◆ **WORK INSTRUCTIONS**: Without the pictures, return all of the material exactly as written.

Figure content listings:
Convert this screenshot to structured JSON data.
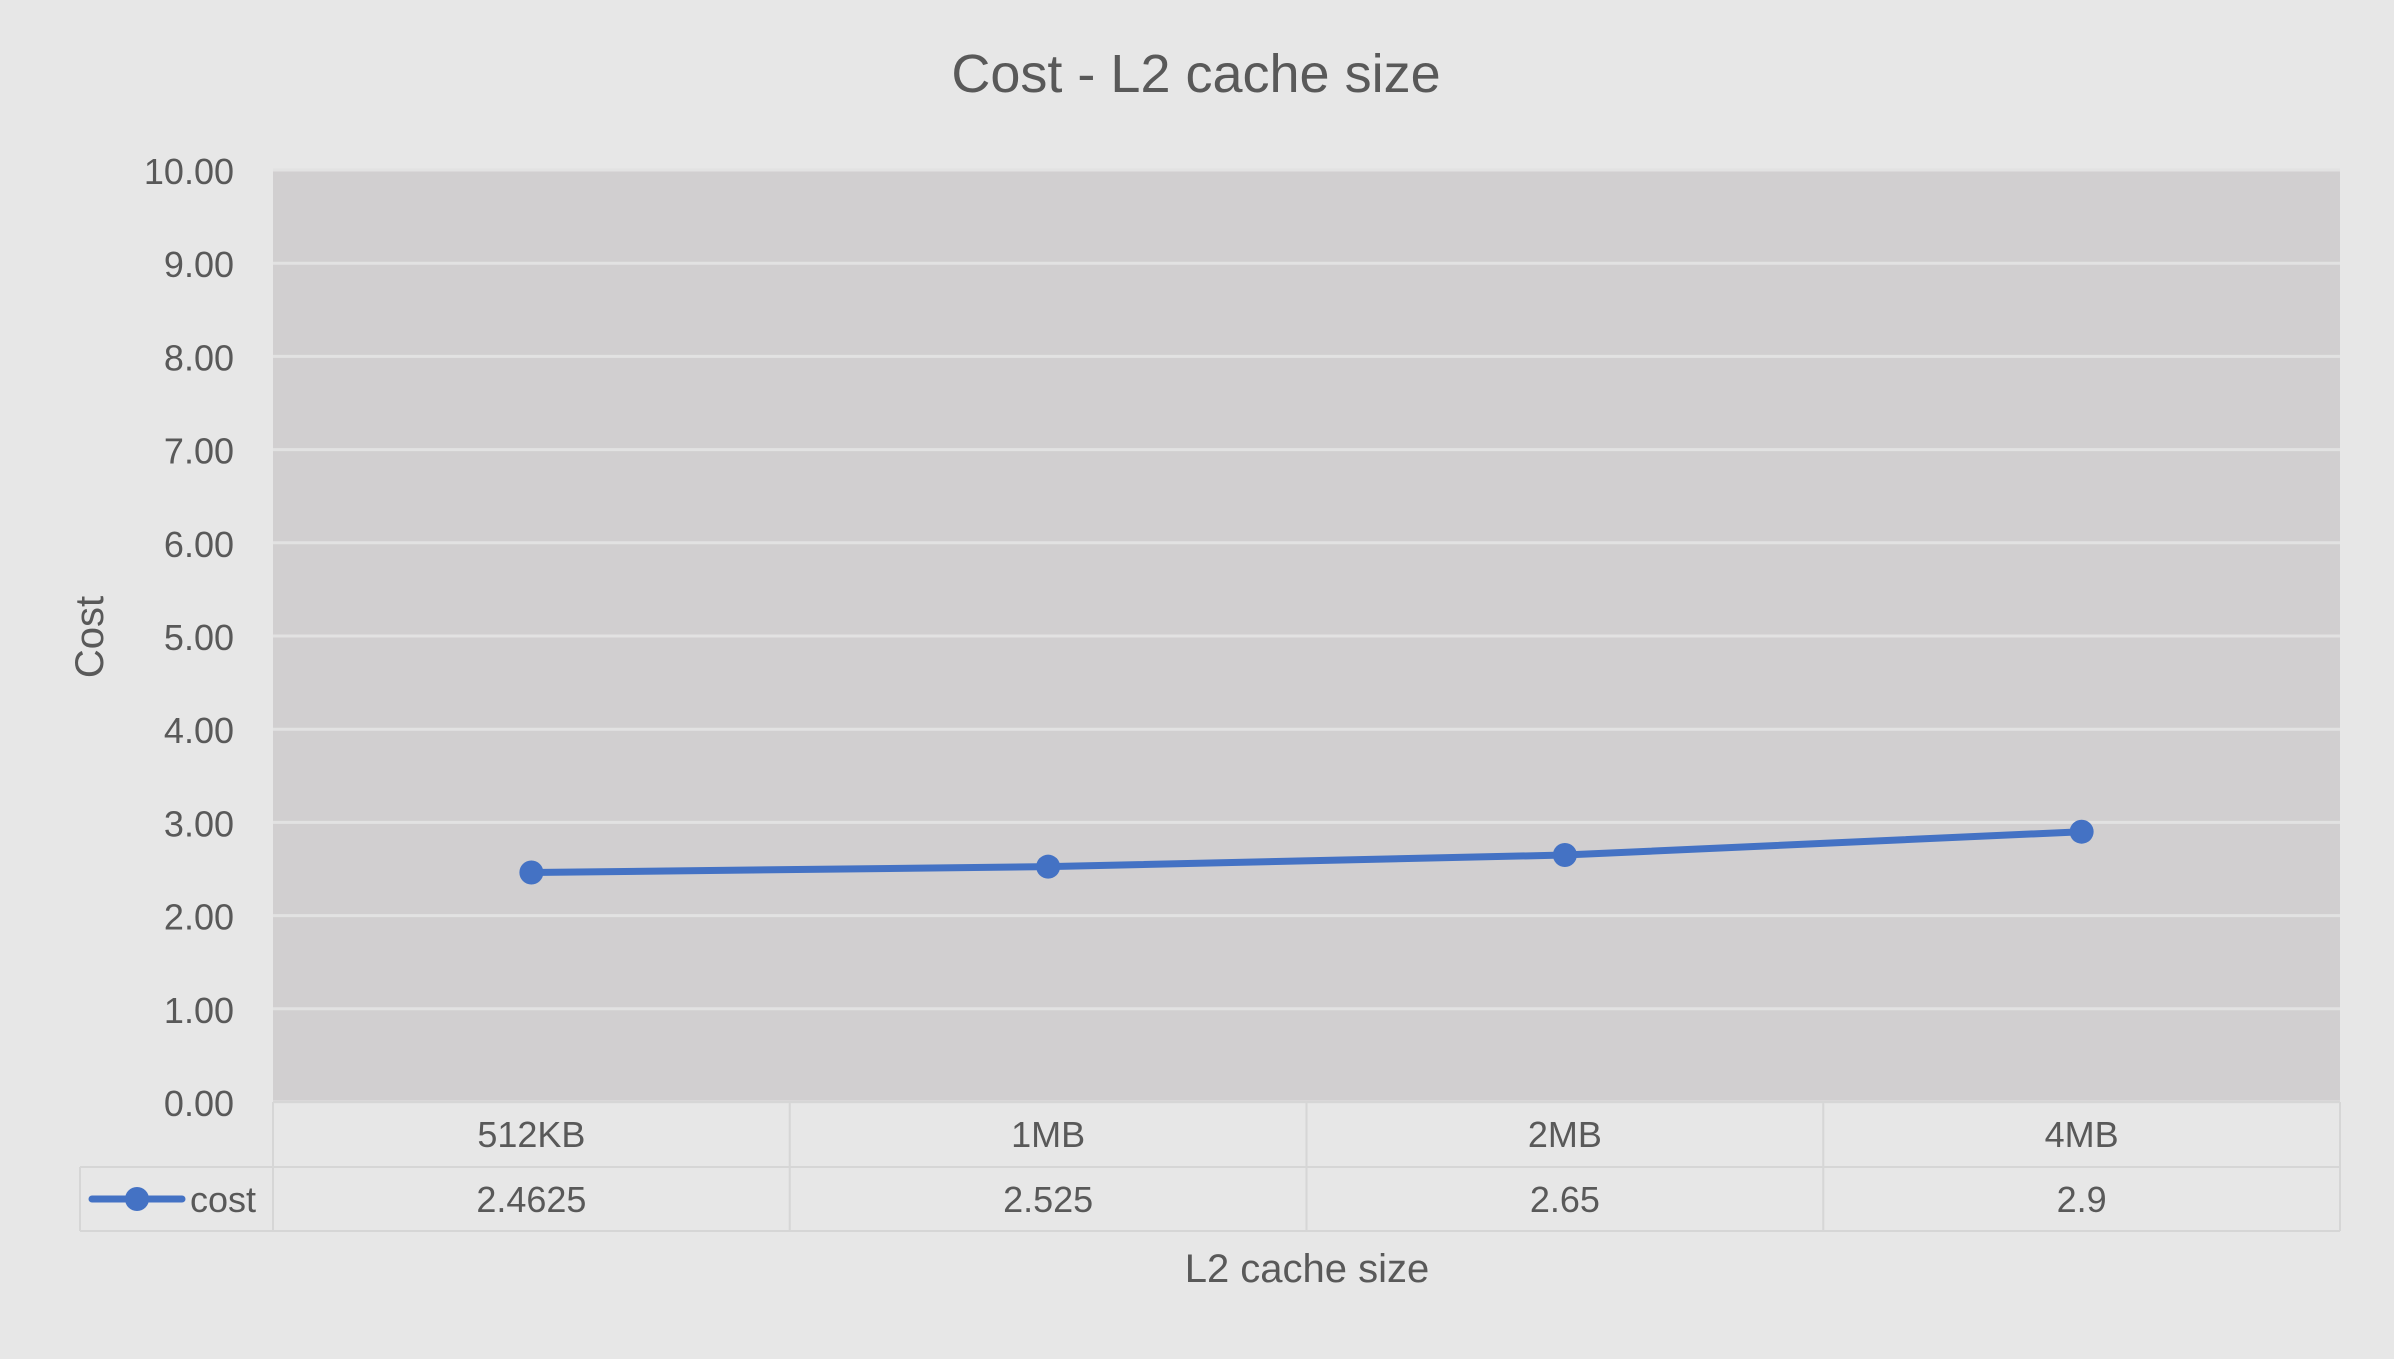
{
  "chart_data": {
    "type": "line",
    "title": "Cost - L2 cache size",
    "xlabel": "L2 cache size",
    "ylabel": "Cost",
    "categories": [
      "512KB",
      "1MB",
      "2MB",
      "4MB"
    ],
    "ylim": [
      0,
      10
    ],
    "yticks": [
      "0.00",
      "1.00",
      "2.00",
      "3.00",
      "4.00",
      "5.00",
      "6.00",
      "7.00",
      "8.00",
      "9.00",
      "10.00"
    ],
    "grid": true,
    "legend": "data-table",
    "series": [
      {
        "name": "cost",
        "values": [
          2.4625,
          2.525,
          2.65,
          2.9
        ],
        "value_labels": [
          "2.4625",
          "2.525",
          "2.65",
          "2.9"
        ],
        "color": "#4472c4"
      }
    ],
    "colors": {
      "background": "#e7e7e7",
      "plot_area": "#d1cfd0",
      "gridline": "#e2e2e2",
      "text": "#595959",
      "table_border": "#d6d6d6"
    }
  }
}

◆ **ANSWER BELOW**:
Convert this screenshot to structured JSON data.
{
  "chart_data": {
    "type": "line",
    "title": "Cost - L2 cache size",
    "xlabel": "L2 cache size",
    "ylabel": "Cost",
    "categories": [
      "512KB",
      "1MB",
      "2MB",
      "4MB"
    ],
    "ylim": [
      0,
      10
    ],
    "yticks": [
      "0.00",
      "1.00",
      "2.00",
      "3.00",
      "4.00",
      "5.00",
      "6.00",
      "7.00",
      "8.00",
      "9.00",
      "10.00"
    ],
    "grid": true,
    "legend": "data-table",
    "series": [
      {
        "name": "cost",
        "values": [
          2.4625,
          2.525,
          2.65,
          2.9
        ],
        "value_labels": [
          "2.4625",
          "2.525",
          "2.65",
          "2.9"
        ],
        "color": "#4472c4"
      }
    ],
    "colors": {
      "background": "#e7e7e7",
      "plot_area": "#d1cfd0",
      "gridline": "#e2e2e2",
      "text": "#595959",
      "table_border": "#d6d6d6"
    }
  }
}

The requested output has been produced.